WHAT THE EXERCISE ASKS -> Report each line of the entries below that contains the string "description", the search term for this exercise. Case counts: a line matches only if its letters appear in the same upper and lower case.

--- START ---

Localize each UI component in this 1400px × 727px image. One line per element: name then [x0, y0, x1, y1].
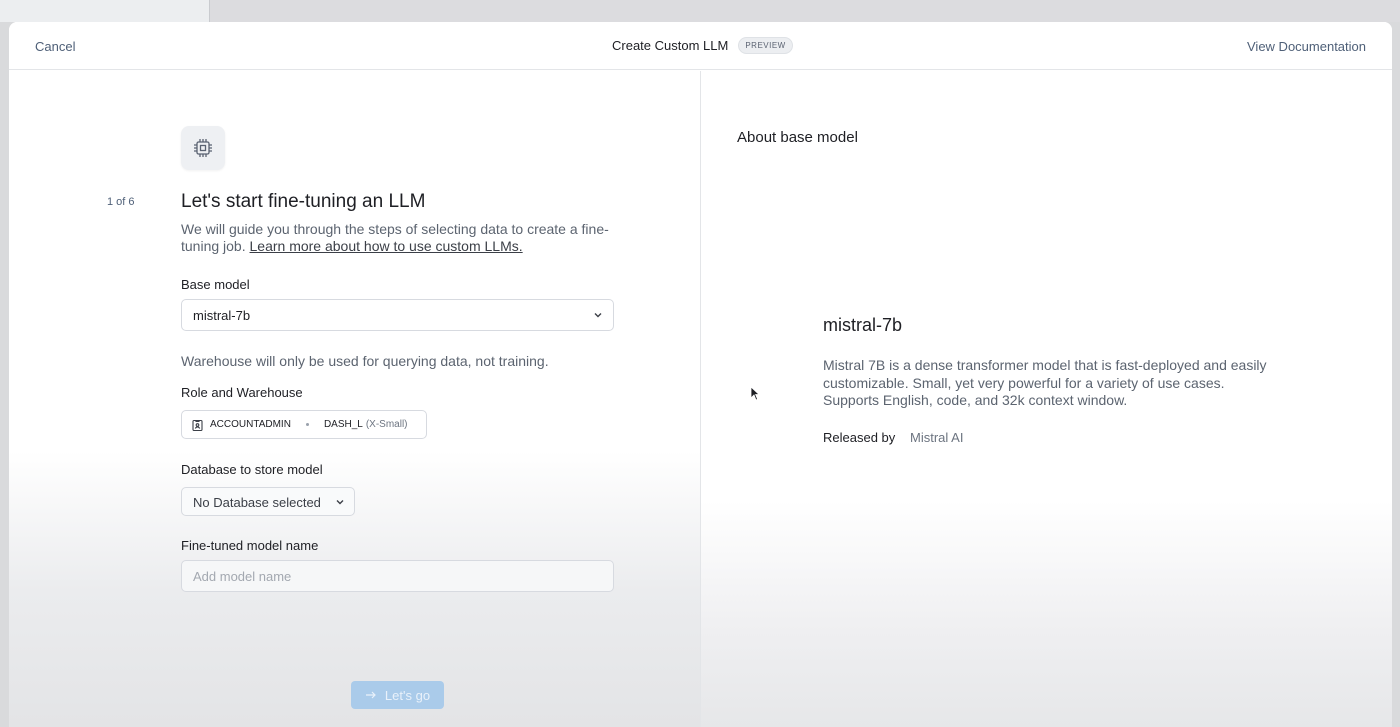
role-warehouse-selector[interactable]: ACCOUNTADMIN DASH_L (X-Small)	[181, 410, 427, 439]
chip-icon	[181, 126, 225, 170]
wizard-panel: 1 of 6 Let's start fine-tuning an LLM We…	[9, 71, 700, 727]
modal-title: Create Custom LLM	[612, 38, 729, 53]
role-badge-icon	[192, 419, 203, 431]
database-select[interactable]: No Database selected	[181, 487, 355, 516]
chevron-down-icon	[336, 500, 344, 505]
background-sidebar	[0, 0, 210, 22]
model-name-input[interactable]	[181, 560, 614, 592]
wizard-title: Let's start fine-tuning an LLM	[181, 191, 426, 212]
base-model-value: mistral-7b	[193, 308, 251, 323]
preview-badge: PREVIEW	[738, 37, 793, 54]
role-name: ACCOUNTADMIN	[210, 419, 291, 430]
separator-dot	[305, 423, 309, 426]
about-model-name: mistral-7b	[823, 315, 903, 335]
base-model-select[interactable]: mistral-7b	[181, 299, 614, 331]
model-name-label: Fine-tuned model name	[181, 538, 319, 553]
view-documentation-link[interactable]: View Documentation	[1247, 39, 1366, 54]
chevron-down-icon	[594, 313, 602, 318]
warehouse-size: (X-Small)	[365, 419, 408, 430]
about-model-description: Mistral 7B is a dense transformer model …	[823, 357, 1267, 408]
lets-go-label: Let's go	[384, 687, 431, 703]
warehouse-note: Warehouse will only be used for querying…	[181, 353, 549, 369]
create-custom-llm-modal: Cancel Create Custom LLM PREVIEW View Do…	[9, 22, 1392, 727]
learn-more-link[interactable]: Learn more about how to use custom LLMs.	[250, 238, 523, 254]
role-warehouse-label: Role and Warehouse	[181, 385, 303, 400]
step-counter: 1 of 6	[107, 196, 135, 208]
database-label: Database to store model	[181, 462, 323, 477]
wizard-description: We will guide you through the steps of s…	[181, 221, 621, 255]
released-by-value: Mistral AI	[910, 430, 964, 445]
arrow-right-icon	[365, 691, 376, 699]
base-model-label: Base model	[181, 277, 250, 292]
about-heading: About base model	[737, 129, 858, 146]
lets-go-button[interactable]: Let's go	[351, 681, 444, 709]
database-value: No Database selected	[193, 495, 321, 510]
warehouse-name: DASH_L	[323, 419, 363, 430]
modal-header: Cancel Create Custom LLM PREVIEW View Do…	[9, 22, 1392, 70]
about-panel: About base model mistral-7b Mistral 7B i…	[701, 71, 1392, 727]
released-by-label: Released by	[823, 430, 896, 445]
background-app-bar	[0, 0, 1400, 22]
modal-title-group: Create Custom LLM PREVIEW	[612, 37, 793, 54]
mouse-cursor-icon	[750, 386, 760, 401]
cancel-button[interactable]: Cancel	[35, 39, 75, 54]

--- END ---

EXERCISE RESULT ->
about-model-description: Mistral 7B is a dense transformer model …	[823, 357, 1267, 408]
wizard-description: We will guide you through the steps of s…	[181, 221, 621, 255]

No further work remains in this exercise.